## TASK DESCRIPTION:
Search the data below for the word "Swell" and copy each line that holds it.

== MATERIAL PROVIDED

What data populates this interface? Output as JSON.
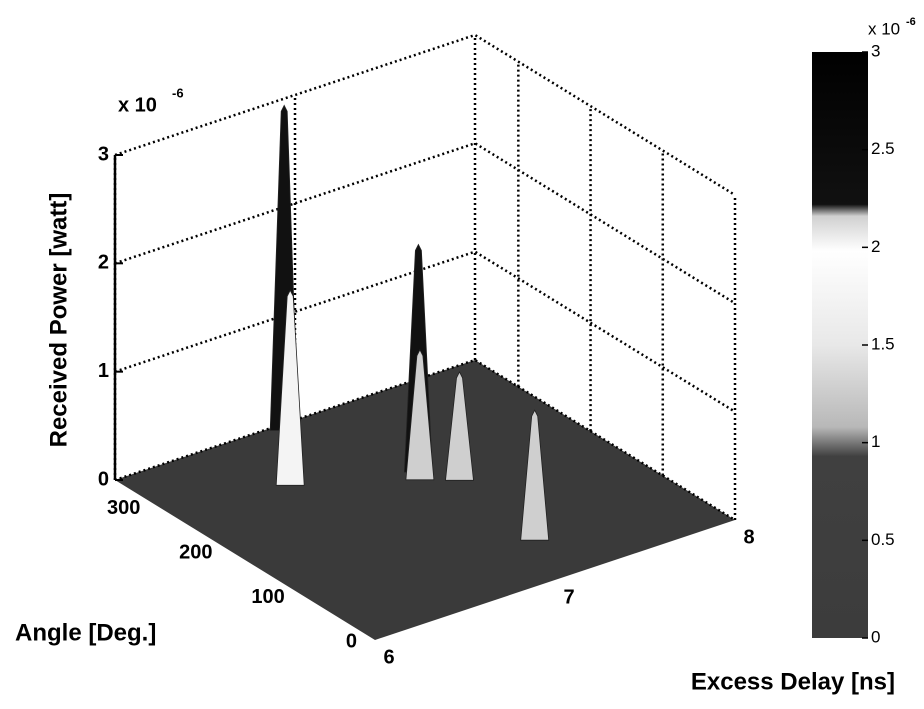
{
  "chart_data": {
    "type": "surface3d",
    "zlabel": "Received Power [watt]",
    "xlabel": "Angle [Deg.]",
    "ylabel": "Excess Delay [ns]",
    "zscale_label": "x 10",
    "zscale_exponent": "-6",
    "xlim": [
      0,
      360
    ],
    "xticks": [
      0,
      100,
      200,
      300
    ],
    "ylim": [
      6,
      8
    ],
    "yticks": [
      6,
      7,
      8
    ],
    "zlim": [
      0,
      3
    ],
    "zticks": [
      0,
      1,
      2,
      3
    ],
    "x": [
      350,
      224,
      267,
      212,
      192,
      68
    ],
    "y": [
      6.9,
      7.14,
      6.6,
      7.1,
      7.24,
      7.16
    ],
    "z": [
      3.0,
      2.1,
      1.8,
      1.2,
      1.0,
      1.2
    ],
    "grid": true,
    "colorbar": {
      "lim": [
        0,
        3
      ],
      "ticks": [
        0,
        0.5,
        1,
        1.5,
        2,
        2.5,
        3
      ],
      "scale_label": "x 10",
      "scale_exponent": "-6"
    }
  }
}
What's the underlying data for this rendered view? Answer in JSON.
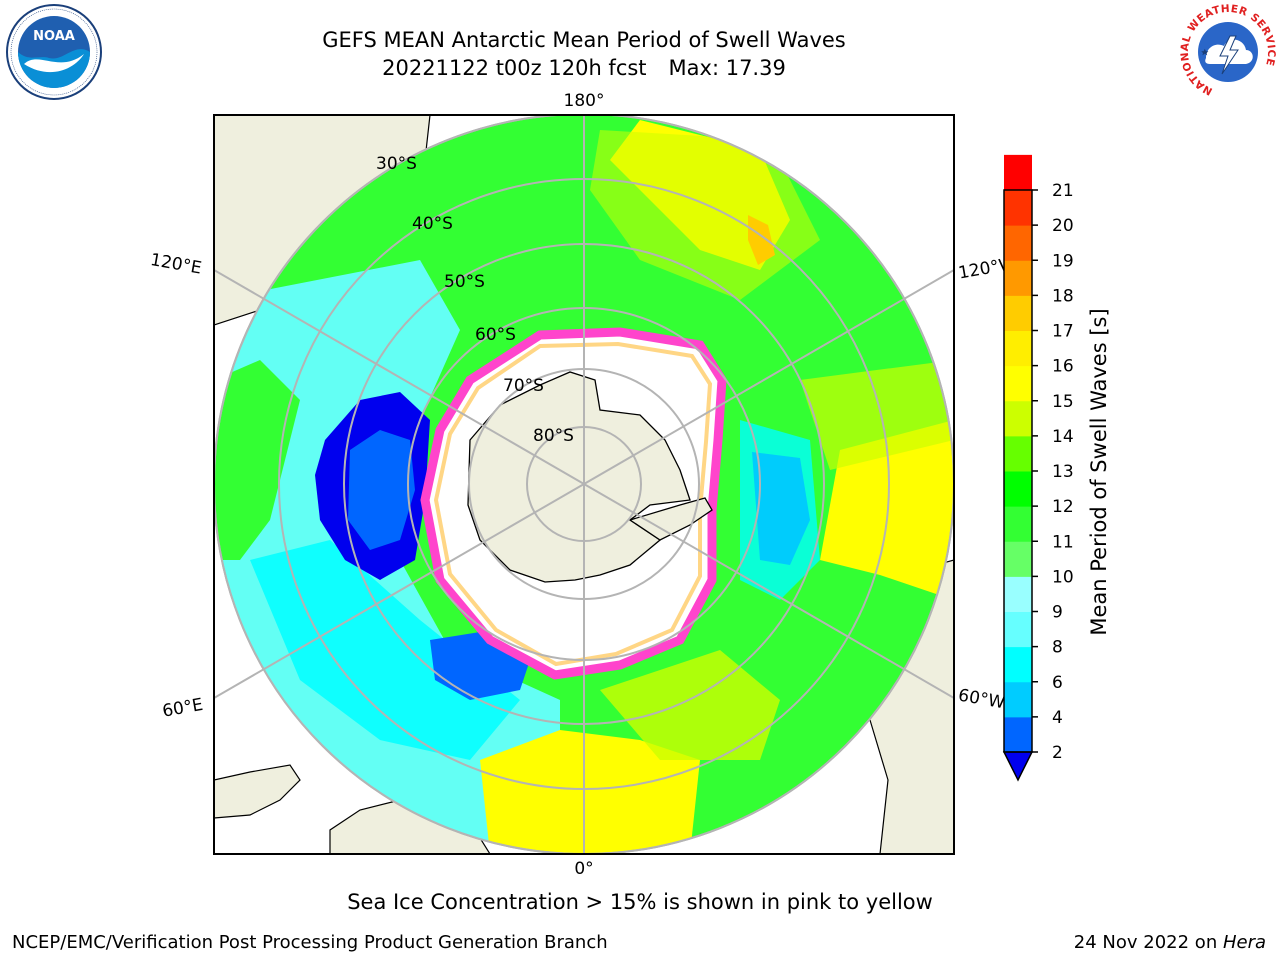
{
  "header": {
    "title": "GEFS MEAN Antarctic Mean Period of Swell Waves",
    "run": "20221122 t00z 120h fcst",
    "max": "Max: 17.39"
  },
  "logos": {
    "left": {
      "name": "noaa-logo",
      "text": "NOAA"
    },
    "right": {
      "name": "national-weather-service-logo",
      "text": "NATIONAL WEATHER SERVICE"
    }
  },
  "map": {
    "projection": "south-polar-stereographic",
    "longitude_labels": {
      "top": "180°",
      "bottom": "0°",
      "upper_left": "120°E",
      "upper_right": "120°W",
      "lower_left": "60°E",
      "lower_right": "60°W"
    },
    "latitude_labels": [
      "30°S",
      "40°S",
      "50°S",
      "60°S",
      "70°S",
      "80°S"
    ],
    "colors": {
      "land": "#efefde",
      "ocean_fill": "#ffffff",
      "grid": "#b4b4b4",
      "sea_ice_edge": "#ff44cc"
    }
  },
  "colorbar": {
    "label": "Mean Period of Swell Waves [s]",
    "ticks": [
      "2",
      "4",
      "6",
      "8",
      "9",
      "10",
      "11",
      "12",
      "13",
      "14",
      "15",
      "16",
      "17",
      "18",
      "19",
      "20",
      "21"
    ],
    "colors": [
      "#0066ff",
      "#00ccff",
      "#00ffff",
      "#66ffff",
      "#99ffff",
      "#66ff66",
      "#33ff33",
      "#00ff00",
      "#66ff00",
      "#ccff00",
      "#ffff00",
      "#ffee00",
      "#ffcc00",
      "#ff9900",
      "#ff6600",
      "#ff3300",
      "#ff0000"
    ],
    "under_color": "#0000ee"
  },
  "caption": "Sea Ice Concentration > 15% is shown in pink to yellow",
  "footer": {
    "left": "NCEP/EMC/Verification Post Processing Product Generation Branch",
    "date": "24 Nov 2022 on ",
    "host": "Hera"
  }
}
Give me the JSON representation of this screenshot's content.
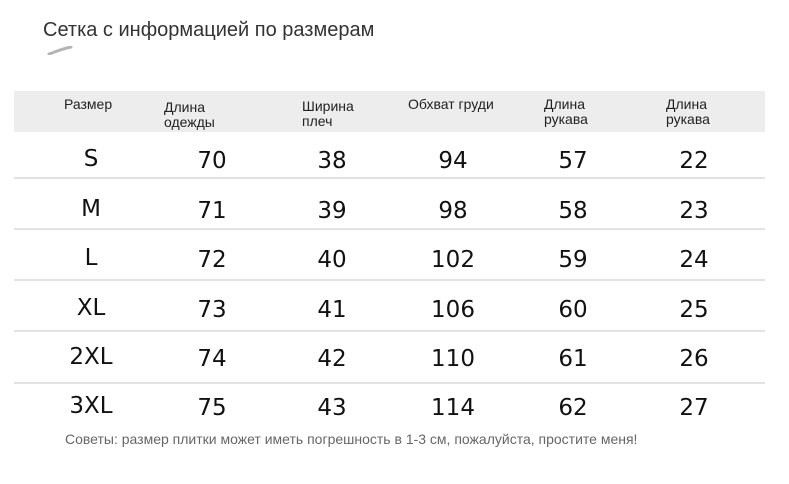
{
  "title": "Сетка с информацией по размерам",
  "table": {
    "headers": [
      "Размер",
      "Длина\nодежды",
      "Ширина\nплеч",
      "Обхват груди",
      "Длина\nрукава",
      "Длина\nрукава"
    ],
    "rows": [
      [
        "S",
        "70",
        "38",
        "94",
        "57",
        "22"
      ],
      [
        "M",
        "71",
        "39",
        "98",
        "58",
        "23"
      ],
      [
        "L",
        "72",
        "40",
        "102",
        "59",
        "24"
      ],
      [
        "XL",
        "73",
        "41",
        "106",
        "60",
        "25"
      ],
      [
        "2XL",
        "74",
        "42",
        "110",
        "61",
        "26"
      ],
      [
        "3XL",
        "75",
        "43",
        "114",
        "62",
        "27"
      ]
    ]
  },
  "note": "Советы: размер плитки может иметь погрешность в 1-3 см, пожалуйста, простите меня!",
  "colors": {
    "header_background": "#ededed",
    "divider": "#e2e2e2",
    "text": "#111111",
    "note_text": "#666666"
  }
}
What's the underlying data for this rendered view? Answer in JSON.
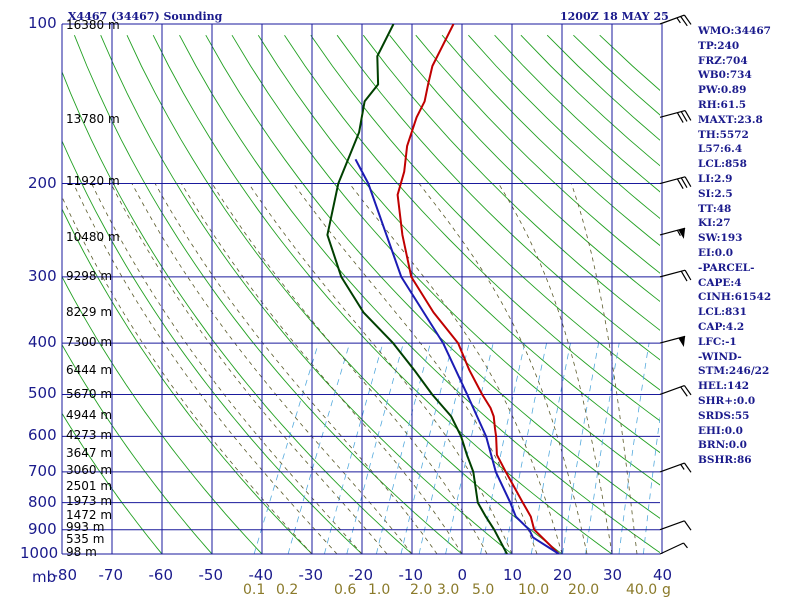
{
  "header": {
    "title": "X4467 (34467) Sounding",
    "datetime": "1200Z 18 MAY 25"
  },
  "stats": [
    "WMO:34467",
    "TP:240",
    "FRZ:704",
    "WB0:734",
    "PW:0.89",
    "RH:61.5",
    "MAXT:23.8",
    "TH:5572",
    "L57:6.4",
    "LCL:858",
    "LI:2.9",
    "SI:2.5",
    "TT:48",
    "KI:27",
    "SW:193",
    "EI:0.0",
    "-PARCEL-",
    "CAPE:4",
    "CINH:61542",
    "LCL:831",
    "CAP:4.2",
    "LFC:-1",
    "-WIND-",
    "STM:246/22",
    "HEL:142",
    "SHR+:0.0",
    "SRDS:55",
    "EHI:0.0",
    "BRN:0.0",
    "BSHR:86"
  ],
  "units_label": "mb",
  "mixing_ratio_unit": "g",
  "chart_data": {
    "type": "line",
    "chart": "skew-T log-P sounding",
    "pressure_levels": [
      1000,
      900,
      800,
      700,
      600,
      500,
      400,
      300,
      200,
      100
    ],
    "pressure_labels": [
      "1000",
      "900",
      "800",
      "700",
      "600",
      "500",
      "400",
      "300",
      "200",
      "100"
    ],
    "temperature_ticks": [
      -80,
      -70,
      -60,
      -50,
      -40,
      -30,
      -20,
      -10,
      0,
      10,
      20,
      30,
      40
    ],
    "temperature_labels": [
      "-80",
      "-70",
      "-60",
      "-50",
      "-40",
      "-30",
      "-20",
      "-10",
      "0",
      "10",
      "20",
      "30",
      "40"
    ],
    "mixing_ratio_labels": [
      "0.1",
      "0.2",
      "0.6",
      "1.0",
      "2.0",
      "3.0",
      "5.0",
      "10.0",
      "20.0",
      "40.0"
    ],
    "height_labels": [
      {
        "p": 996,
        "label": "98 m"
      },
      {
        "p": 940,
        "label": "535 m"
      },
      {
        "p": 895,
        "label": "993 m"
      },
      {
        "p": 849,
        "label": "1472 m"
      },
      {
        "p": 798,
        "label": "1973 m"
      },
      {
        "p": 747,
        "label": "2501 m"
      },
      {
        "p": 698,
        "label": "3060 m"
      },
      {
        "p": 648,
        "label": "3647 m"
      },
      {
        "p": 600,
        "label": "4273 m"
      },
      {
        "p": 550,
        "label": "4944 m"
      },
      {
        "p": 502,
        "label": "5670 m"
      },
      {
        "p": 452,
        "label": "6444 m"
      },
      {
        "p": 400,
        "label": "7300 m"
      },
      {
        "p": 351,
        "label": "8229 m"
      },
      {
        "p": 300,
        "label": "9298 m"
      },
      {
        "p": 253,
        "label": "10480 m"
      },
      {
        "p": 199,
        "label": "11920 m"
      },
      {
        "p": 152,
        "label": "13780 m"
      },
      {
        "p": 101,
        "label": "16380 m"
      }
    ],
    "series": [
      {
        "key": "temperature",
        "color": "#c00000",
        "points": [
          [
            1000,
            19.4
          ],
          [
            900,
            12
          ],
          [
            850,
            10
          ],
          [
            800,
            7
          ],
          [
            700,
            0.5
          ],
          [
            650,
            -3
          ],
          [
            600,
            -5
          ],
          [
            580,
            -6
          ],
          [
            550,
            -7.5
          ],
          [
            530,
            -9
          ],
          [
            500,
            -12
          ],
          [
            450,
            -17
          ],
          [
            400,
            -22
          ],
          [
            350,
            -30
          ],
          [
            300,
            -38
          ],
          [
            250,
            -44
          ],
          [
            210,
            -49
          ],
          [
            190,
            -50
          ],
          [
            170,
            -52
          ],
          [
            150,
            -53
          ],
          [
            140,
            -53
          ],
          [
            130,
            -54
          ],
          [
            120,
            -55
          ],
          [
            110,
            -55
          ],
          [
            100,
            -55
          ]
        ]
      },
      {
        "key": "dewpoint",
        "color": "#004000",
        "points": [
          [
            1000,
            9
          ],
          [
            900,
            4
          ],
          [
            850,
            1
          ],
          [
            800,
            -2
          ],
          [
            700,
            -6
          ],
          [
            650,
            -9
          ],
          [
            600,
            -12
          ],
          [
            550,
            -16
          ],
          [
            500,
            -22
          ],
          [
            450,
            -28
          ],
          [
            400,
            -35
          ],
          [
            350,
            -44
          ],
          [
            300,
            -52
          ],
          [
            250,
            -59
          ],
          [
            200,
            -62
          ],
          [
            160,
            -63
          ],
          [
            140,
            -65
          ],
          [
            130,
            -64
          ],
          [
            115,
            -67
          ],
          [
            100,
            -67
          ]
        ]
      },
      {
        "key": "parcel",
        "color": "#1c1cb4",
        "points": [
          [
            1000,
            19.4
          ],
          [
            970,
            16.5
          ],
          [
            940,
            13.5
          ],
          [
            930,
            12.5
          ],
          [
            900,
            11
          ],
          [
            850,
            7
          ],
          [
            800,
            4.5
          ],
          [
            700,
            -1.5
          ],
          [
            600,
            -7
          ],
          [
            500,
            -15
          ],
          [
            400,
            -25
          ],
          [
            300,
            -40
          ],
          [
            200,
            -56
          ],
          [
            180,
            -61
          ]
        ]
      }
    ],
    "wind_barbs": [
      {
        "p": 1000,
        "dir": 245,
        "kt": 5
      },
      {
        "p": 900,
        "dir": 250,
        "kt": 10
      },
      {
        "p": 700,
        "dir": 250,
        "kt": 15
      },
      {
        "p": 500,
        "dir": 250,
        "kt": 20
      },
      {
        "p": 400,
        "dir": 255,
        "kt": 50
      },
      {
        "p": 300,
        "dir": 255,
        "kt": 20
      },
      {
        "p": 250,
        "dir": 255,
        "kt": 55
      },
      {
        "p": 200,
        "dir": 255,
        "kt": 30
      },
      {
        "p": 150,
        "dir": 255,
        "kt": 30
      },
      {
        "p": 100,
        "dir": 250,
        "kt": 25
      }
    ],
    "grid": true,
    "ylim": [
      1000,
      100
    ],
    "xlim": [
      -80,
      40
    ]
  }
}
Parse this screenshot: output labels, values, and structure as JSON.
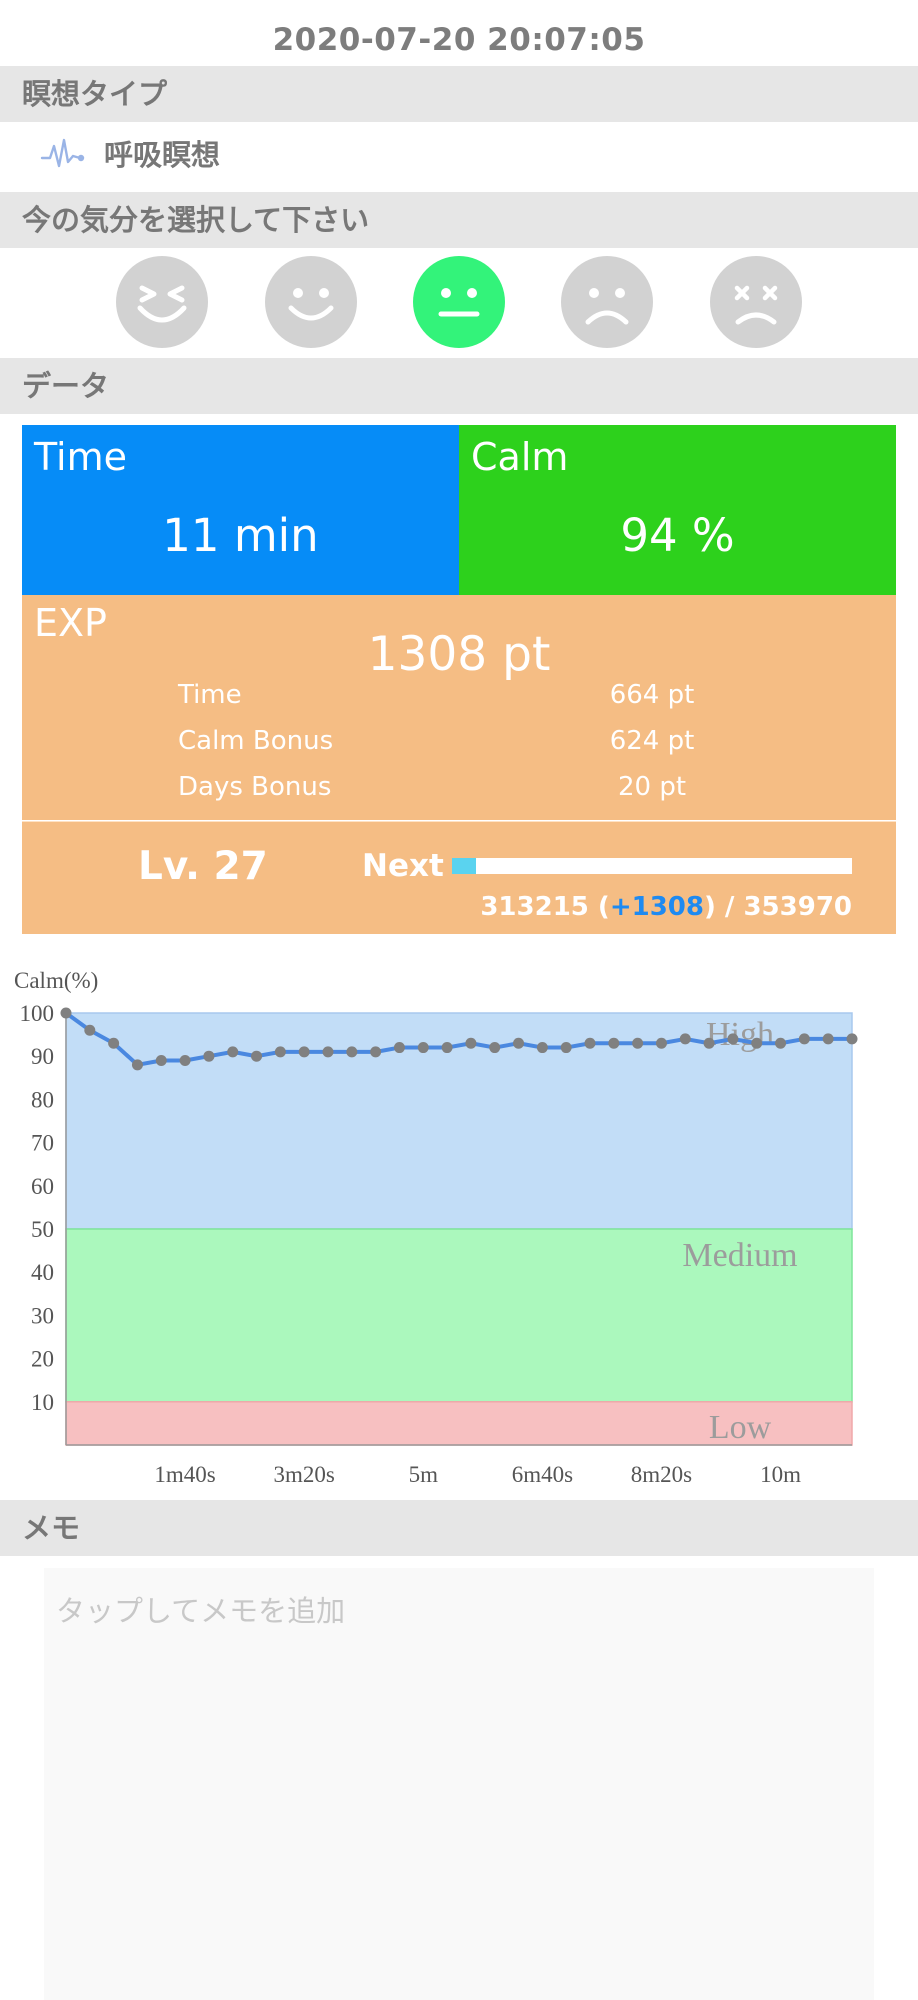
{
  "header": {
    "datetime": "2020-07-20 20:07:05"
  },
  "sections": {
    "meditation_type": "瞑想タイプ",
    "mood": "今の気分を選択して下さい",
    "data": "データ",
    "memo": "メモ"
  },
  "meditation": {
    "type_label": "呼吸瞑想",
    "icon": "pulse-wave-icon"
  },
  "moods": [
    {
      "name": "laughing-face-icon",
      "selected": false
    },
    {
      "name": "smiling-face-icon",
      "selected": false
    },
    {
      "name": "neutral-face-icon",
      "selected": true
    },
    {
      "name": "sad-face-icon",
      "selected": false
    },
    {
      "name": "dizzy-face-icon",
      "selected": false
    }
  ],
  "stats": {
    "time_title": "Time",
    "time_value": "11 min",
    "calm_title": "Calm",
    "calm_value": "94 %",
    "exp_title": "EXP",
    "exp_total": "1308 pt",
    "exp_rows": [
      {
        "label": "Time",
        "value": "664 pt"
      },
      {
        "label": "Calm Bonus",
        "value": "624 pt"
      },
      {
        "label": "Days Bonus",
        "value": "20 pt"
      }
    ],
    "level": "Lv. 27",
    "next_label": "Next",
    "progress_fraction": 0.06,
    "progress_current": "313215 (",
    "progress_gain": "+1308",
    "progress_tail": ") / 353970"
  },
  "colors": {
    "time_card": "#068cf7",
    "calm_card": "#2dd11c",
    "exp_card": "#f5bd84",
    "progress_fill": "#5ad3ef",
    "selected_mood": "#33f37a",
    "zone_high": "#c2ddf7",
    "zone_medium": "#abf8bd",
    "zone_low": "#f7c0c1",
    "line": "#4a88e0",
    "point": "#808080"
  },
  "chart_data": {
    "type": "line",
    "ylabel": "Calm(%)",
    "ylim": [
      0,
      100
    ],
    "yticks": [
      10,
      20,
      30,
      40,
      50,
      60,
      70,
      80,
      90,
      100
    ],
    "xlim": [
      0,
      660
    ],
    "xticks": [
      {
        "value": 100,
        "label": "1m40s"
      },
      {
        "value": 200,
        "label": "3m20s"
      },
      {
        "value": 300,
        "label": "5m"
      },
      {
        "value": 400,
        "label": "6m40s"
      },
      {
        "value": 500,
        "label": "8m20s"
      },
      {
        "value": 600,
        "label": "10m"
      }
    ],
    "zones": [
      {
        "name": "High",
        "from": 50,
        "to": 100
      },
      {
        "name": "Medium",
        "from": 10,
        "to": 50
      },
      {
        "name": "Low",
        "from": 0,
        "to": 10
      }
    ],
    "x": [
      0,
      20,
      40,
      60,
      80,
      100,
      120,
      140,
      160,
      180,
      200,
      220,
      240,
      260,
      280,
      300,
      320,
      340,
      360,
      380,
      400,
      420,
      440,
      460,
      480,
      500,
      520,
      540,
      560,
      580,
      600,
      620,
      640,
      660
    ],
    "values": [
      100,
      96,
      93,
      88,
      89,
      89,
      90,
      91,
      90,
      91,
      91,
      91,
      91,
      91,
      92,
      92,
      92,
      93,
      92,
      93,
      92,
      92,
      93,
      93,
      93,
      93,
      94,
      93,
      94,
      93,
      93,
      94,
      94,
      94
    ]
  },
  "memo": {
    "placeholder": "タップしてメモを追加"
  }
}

====

## SOLUTION BELOW:
    "title": "GEFS MEAN Antarctic Mean Period of Swell Waves",
    "label": "Mean Period of Swell Waves [s]",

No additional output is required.